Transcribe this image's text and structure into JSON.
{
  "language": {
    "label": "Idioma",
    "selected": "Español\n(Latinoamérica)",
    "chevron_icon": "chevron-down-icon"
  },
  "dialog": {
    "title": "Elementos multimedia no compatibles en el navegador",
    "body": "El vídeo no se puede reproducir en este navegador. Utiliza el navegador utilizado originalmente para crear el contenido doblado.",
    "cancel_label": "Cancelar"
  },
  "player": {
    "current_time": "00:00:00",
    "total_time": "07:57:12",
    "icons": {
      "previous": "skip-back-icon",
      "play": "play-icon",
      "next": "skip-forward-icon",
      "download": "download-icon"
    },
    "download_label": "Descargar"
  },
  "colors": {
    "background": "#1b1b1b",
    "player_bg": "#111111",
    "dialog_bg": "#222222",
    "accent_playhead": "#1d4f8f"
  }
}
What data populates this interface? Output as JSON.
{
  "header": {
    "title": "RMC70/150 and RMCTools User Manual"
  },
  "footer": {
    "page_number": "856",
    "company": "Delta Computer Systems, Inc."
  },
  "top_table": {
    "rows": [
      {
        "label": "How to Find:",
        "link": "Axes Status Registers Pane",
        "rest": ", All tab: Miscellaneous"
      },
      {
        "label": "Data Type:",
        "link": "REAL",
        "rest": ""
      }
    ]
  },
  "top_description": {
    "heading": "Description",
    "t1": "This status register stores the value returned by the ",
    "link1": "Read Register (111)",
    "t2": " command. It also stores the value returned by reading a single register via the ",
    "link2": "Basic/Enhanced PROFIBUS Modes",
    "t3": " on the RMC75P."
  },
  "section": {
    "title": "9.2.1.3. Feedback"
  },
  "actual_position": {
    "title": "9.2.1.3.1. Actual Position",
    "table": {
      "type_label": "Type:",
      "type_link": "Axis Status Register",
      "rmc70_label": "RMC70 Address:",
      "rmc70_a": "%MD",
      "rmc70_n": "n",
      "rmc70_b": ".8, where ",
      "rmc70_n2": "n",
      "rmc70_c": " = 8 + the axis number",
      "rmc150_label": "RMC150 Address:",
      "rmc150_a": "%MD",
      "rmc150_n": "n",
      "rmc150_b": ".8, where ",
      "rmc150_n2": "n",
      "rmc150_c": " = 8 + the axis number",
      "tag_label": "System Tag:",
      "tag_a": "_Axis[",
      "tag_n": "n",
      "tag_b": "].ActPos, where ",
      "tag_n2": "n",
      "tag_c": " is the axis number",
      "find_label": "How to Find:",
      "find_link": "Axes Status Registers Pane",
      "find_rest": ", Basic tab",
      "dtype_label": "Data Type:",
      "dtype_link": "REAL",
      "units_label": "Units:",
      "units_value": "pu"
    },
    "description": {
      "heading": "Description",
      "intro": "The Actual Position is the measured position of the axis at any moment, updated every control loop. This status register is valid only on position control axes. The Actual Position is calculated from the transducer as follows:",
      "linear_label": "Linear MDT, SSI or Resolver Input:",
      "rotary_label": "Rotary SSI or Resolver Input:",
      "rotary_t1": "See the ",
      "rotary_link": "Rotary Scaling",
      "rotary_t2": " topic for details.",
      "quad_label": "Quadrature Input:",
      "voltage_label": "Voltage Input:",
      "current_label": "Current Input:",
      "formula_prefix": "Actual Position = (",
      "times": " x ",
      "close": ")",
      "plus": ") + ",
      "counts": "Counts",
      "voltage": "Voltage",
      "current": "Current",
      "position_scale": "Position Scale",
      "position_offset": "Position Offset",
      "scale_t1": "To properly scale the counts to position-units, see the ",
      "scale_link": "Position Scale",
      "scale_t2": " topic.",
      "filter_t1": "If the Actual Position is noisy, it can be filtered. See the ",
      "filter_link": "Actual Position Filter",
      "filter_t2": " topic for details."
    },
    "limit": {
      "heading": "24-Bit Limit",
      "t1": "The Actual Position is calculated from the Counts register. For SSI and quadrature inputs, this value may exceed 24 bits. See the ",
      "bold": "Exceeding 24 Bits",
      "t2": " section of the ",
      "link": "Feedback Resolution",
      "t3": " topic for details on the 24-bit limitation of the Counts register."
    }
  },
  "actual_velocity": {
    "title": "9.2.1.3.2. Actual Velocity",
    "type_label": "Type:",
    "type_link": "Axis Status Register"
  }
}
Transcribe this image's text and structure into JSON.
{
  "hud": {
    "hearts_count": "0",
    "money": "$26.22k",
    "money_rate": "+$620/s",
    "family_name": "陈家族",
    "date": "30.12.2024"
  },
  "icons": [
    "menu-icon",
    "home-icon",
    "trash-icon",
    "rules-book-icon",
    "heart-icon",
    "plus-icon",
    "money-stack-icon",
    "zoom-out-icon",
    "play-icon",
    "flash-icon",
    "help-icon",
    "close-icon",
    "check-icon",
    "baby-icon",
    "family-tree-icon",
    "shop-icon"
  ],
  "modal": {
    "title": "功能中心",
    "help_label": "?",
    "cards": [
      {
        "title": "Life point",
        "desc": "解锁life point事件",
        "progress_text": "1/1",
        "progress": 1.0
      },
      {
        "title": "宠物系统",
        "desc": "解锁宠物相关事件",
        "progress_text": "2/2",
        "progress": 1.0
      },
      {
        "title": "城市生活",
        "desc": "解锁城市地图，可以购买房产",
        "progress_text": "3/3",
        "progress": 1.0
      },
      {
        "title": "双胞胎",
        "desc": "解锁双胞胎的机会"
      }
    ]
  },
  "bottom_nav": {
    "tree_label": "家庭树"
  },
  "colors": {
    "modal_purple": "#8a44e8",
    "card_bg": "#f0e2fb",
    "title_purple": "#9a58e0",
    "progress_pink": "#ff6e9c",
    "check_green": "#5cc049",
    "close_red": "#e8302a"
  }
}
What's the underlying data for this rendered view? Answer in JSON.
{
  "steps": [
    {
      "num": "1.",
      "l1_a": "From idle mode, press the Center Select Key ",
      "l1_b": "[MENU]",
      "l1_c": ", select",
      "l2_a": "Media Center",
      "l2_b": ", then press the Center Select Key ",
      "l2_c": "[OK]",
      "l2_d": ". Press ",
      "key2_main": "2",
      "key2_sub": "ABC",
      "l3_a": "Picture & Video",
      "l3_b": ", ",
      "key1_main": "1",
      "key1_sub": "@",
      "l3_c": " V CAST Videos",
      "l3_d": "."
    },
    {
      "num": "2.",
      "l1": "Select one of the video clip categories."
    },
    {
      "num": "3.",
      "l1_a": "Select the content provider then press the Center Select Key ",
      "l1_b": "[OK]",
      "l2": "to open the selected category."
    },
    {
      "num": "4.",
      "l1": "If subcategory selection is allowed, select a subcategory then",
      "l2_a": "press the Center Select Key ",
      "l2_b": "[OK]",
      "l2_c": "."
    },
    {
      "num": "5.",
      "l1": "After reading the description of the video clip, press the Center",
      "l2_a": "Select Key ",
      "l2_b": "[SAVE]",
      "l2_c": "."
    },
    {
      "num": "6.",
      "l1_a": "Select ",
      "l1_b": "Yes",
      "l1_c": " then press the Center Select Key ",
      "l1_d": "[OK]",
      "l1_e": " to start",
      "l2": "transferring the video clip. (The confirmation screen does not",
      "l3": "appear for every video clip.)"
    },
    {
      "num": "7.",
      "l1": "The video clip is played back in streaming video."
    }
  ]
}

____

Every record should be repeated exactly; please leave none out.

• _Answer to this exercise_
Transcribe this image's text and structure into JSON.
{
  "language": {
    "label": "Idioma",
    "selected": "Español\n(Latinoamérica)",
    "chevron_icon": "chevron-down-icon"
  },
  "dialog": {
    "title": "Elementos multimedia no compatibles en el navegador",
    "body": "El vídeo no se puede reproducir en este navegador. Utiliza el navegador utilizado originalmente para crear el contenido doblado.",
    "cancel_label": "Cancelar"
  },
  "player": {
    "current_time": "00:00:00",
    "total_time": "07:57:12",
    "icons": {
      "previous": "skip-back-icon",
      "play": "play-icon",
      "next": "skip-forward-icon",
      "download": "download-icon"
    },
    "download_label": "Descargar"
  },
  "colors": {
    "background": "#1b1b1b",
    "player_bg": "#111111",
    "dialog_bg": "#222222",
    "accent_playhead": "#1d4f8f"
  }
}
What data populates this interface? Output as JSON.
{
  "header": {
    "title": "RMC70/150 and RMCTools User Manual"
  },
  "footer": {
    "page_number": "856",
    "company": "Delta Computer Systems, Inc."
  },
  "top_table": {
    "rows": [
      {
        "label": "How to Find:",
        "link": "Axes Status Registers Pane",
        "rest": ", All tab: Miscellaneous"
      },
      {
        "label": "Data Type:",
        "link": "REAL",
        "rest": ""
      }
    ]
  },
  "top_description": {
    "heading": "Description",
    "t1": "This status register stores the value returned by the ",
    "link1": "Read Register (111)",
    "t2": " command. It also stores the value returned by reading a single register via the ",
    "link2": "Basic/Enhanced PROFIBUS Modes",
    "t3": " on the RMC75P."
  },
  "section": {
    "title": "9.2.1.3. Feedback"
  },
  "actual_position": {
    "title": "9.2.1.3.1. Actual Position",
    "table": {
      "type_label": "Type:",
      "type_link": "Axis Status Register",
      "rmc70_label": "RMC70 Address:",
      "rmc70_a": "%MD",
      "rmc70_n": "n",
      "rmc70_b": ".8, where ",
      "rmc70_n2": "n",
      "rmc70_c": " = 8 + the axis number",
      "rmc150_label": "RMC150 Address:",
      "rmc150_a": "%MD",
      "rmc150_n": "n",
      "rmc150_b": ".8, where ",
      "rmc150_n2": "n",
      "rmc150_c": " = 8 + the axis number",
      "tag_label": "System Tag:",
      "tag_a": "_Axis[",
      "tag_n": "n",
      "tag_b": "].ActPos, where ",
      "tag_n2": "n",
      "tag_c": " is the axis number",
      "find_label": "How to Find:",
      "find_link": "Axes Status Registers Pane",
      "find_rest": ", Basic tab",
      "dtype_label": "Data Type:",
      "dtype_link": "REAL",
      "units_label": "Units:",
      "units_value": "pu"
    },
    "description": {
      "heading": "Description",
      "intro": "The Actual Position is the measured position of the axis at any moment, updated every control loop. This status register is valid only on position control axes. The Actual Position is calculated from the transducer as follows:",
      "linear_label": "Linear MDT, SSI or Resolver Input:",
      "rotary_label": "Rotary SSI or Resolver Input:",
      "rotary_t1": "See the ",
      "rotary_link": "Rotary Scaling",
      "rotary_t2": " topic for details.",
      "quad_label": "Quadrature Input:",
      "voltage_label": "Voltage Input:",
      "current_label": "Current Input:",
      "formula_prefix": "Actual Position = (",
      "times": " x ",
      "close": ")",
      "plus": ") + ",
      "counts": "Counts",
      "voltage": "Voltage",
      "current": "Current",
      "position_scale": "Position Scale",
      "position_offset": "Position Offset",
      "scale_t1": "To properly scale the counts to position-units, see the ",
      "scale_link": "Position Scale",
      "scale_t2": " topic.",
      "filter_t1": "If the Actual Position is noisy, it can be filtered. See the ",
      "filter_link": "Actual Position Filter",
      "filter_t2": " topic for details."
    },
    "limit": {
      "heading": "24-Bit Limit",
      "t1": "The Actual Position is calculated from the Counts register. For SSI and quadrature inputs, this value may exceed 24 bits. See the ",
      "bold": "Exceeding 24 Bits",
      "t2": " section of the ",
      "link": "Feedback Resolution",
      "t3": " topic for details on the 24-bit limitation of the Counts register."
    }
  },
  "actual_velocity": {
    "title": "9.2.1.3.2. Actual Velocity",
    "type_label": "Type:",
    "type_link": "Axis Status Register"
  }
}
Transcribe this image's text and structure into JSON.
{
  "hud": {
    "hearts_count": "0",
    "money": "$26.22k",
    "money_rate": "+$620/s",
    "family_name": "陈家族",
    "date": "30.12.2024"
  },
  "icons": [
    "menu-icon",
    "home-icon",
    "trash-icon",
    "rules-book-icon",
    "heart-icon",
    "plus-icon",
    "money-stack-icon",
    "zoom-out-icon",
    "play-icon",
    "flash-icon",
    "help-icon",
    "close-icon",
    "check-icon",
    "baby-icon",
    "family-tree-icon",
    "shop-icon"
  ],
  "modal": {
    "title": "功能中心",
    "help_label": "?",
    "cards": [
      {
        "title": "Life point",
        "desc": "解锁life point事件",
        "progress_text": "1/1",
        "progress": 1.0
      },
      {
        "title": "宠物系统",
        "desc": "解锁宠物相关事件",
        "progress_text": "2/2",
        "progress": 1.0
      },
      {
        "title": "城市生活",
        "desc": "解锁城市地图，可以购买房产",
        "progress_text": "3/3",
        "progress": 1.0
      },
      {
        "title": "双胞胎",
        "desc": "解锁双胞胎的机会"
      }
    ]
  },
  "bottom_nav": {
    "tree_label": "家庭树"
  },
  "colors": {
    "modal_purple": "#8a44e8",
    "card_bg": "#f0e2fb",
    "title_purple": "#9a58e0",
    "progress_pink": "#ff6e9c",
    "check_green": "#5cc049",
    "close_red": "#e8302a"
  }
}
What's the underlying data for this rendered view? Answer in JSON.
{
  "steps": [
    {
      "num": "1.",
      "l1_a": "From idle mode, press the Center Select Key ",
      "l1_b": "[MENU]",
      "l1_c": ", select",
      "l2_a": "Media Center",
      "l2_b": ", then press the Center Select Key ",
      "l2_c": "[OK]",
      "l2_d": ". Press ",
      "key2_main": "2",
      "key2_sub": "ABC",
      "l3_a": "Picture & Video",
      "l3_b": ", ",
      "key1_main": "1",
      "key1_sub": "@",
      "l3_c": " V CAST Videos",
      "l3_d": "."
    },
    {
      "num": "2.",
      "l1": "Select one of the video clip categories."
    },
    {
      "num": "3.",
      "l1_a": "Select the content provider then press the Center Select Key ",
      "l1_b": "[OK]",
      "l2": "to open the selected category."
    },
    {
      "num": "4.",
      "l1": "If subcategory selection is allowed, select a subcategory then",
      "l2_a": "press the Center Select Key ",
      "l2_b": "[OK]",
      "l2_c": "."
    },
    {
      "num": "5.",
      "l1": "After reading the description of the video clip, press the Center",
      "l2_a": "Select Key ",
      "l2_b": "[SAVE]",
      "l2_c": "."
    },
    {
      "num": "6.",
      "l1_a": "Select ",
      "l1_b": "Yes",
      "l1_c": " then press the Center Select Key ",
      "l1_d": "[OK]",
      "l1_e": " to start",
      "l2": "transferring the video clip. (The confirmation screen does not",
      "l3": "appear for every video clip.)"
    },
    {
      "num": "7.",
      "l1": "The video clip is played back in streaming video."
    }
  ]
}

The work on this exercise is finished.